» PROBLEM 1
In the abstract on microwave heating of nitrogen-doped carbons, list each abbreviation given in parentheses along with what it stands for.
» PROBLEM 2
According to the abstract on microwave heating of nitrogen-doped carbons, microwave heating permits heating in NH3 up to what average temperature?
» PROBLEM 3
Please continue the abstract on microwave heating of nitrogen-doped carbons, starting after its final sentence.

SUPPLIED TEXT below:

Heat treatment constitutes a key
synthesis step for nitrogen-doped
carbons, which have been investigated for applications to numerous
electro- and thermo-catalytic reactions. However, the conventional
approach relying on bulk heating limits our ability to tailor catalyst
properties due to the fast gasification of carbon-based materials
in reactive atmospheres such as NH3. In this paper, we
report the advantages of utilizing microwave technology for improving
the catalytic performance of nitrogen-doped carbon via selective and
rapid heating. We synthesized two distinct sets of nitrogen-doped
carbons from graphene oxide: one exhibiting micropores approximately
1 nm in width (HS) and another characterized by their
scarcity of micropores (NS). Despite their comparable
nitrogen contents, HS exhibits significantly higher activity
than NS in the electrochemical oxygen reduction reaction
(ORR) in an acidic electrolyte. These samples underwent further heat
treatment in NH3 or N2 using a conventional
tubular furnace or a single-mode microwave reactor apparatus. Our
results demonstrate that microwave heating limits the gasification
of carbon-based materials, which effectively permits heating up to
an average temperature of 1400 °C in NH3. Microwave
heating of HS in NH3 enhances its pore hydrophobicity
while maintaining the microporosity, substantially improving the ORR
activity. Conversely, microwave heating of HS in N2 considerably diminishes its ORR activity, despite enhancing
pore hydrophobicity and maintaining an adequate nitrogen species presence.

End of SUPPLIED TEXT.
MATERIAL SUPPLIED below:

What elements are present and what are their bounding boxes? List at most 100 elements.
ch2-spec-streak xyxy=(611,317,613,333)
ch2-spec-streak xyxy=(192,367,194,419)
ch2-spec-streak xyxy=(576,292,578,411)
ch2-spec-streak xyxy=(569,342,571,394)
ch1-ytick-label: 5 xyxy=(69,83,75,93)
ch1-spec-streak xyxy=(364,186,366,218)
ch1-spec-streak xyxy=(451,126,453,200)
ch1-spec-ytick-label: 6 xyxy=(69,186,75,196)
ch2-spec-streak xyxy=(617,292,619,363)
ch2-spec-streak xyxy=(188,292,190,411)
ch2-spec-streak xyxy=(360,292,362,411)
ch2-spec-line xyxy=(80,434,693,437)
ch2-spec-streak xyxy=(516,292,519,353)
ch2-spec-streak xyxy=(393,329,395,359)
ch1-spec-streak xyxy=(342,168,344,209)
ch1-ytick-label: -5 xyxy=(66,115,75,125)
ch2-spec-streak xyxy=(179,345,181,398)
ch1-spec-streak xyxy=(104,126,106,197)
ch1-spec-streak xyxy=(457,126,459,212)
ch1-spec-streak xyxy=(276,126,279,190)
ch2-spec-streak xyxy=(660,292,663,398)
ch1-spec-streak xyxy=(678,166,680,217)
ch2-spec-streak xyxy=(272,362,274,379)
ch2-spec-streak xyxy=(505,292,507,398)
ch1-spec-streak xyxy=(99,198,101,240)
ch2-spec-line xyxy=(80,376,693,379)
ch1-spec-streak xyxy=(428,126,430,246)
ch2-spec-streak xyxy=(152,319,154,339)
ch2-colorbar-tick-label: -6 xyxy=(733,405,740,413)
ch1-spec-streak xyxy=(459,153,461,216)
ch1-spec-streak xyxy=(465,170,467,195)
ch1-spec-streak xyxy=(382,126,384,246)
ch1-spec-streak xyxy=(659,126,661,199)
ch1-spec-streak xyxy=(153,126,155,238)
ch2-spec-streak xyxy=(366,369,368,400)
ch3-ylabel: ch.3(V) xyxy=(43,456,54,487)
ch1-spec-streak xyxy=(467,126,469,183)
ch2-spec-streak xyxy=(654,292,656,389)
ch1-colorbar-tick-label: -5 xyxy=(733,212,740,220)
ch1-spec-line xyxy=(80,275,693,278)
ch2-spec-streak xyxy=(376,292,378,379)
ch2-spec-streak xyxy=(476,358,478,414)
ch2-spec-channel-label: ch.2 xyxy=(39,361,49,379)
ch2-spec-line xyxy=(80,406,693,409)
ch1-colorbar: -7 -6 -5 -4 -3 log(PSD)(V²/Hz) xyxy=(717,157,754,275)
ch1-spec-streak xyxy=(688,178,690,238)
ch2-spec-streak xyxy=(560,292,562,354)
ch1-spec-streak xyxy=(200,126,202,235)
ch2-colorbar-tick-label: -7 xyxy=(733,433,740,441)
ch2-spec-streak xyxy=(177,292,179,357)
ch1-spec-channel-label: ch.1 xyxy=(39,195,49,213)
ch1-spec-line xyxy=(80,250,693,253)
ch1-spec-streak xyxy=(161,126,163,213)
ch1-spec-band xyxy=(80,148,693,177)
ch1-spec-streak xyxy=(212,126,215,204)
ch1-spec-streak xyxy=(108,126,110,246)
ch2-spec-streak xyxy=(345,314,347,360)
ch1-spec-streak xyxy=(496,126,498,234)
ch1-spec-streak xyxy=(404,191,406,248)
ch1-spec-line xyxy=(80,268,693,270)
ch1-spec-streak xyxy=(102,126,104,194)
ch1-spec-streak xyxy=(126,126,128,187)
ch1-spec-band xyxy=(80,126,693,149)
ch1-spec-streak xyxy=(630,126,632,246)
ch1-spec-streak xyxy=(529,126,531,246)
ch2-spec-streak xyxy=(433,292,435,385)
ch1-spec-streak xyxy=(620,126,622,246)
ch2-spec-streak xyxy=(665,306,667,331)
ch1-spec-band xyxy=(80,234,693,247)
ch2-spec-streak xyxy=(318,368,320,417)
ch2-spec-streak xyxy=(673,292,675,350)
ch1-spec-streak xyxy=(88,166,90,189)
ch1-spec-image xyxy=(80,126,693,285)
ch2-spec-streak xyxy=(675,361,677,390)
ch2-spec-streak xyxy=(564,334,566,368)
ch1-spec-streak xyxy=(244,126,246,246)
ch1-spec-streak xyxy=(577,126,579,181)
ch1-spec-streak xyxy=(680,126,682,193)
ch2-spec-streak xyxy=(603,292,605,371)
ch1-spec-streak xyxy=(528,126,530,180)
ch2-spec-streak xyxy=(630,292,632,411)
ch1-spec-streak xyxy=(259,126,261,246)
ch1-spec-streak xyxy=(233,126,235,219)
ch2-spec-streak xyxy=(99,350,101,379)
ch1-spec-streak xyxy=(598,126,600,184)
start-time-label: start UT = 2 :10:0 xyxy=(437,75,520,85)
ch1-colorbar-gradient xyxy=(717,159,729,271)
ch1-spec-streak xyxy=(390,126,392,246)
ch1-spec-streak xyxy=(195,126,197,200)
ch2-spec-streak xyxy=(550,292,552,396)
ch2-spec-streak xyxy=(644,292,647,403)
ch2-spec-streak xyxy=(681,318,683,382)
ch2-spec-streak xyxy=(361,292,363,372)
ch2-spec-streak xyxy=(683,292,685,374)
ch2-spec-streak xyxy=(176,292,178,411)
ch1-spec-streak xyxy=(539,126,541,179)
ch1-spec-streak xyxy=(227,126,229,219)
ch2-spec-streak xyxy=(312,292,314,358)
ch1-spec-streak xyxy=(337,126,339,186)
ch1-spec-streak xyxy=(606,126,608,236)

End of MATERIAL SUPPLIED.

» EXERCISE RESULT 1
HS: nitrogen-doped carbon from graphene oxide with micropores approximately 1 nm in width
NS: nitrogen-doped carbon from graphene oxide characterized by a scarcity of micropores
ORR: electrochemical oxygen reduction reaction

» EXERCISE RESULT 2
1400 °C

» EXERCISE RESULT 3
These findings emphasize the crucial role played by the coexistence
of carbon defects and specific nitrogen sites generated through heating
in a NH3 atmosphere within hydrophobic micropores for high
ORR activity. In summary, our data highlight the distinct advantages
of the high-temperature treatment of nitrogen-doped carbons in NH3 using microwave heating. This approach enables us to adjust
the reactive microenvironments, thereby improving catalytic performance
without sacrificing crucial active sites within micropores for ORR
catalysis.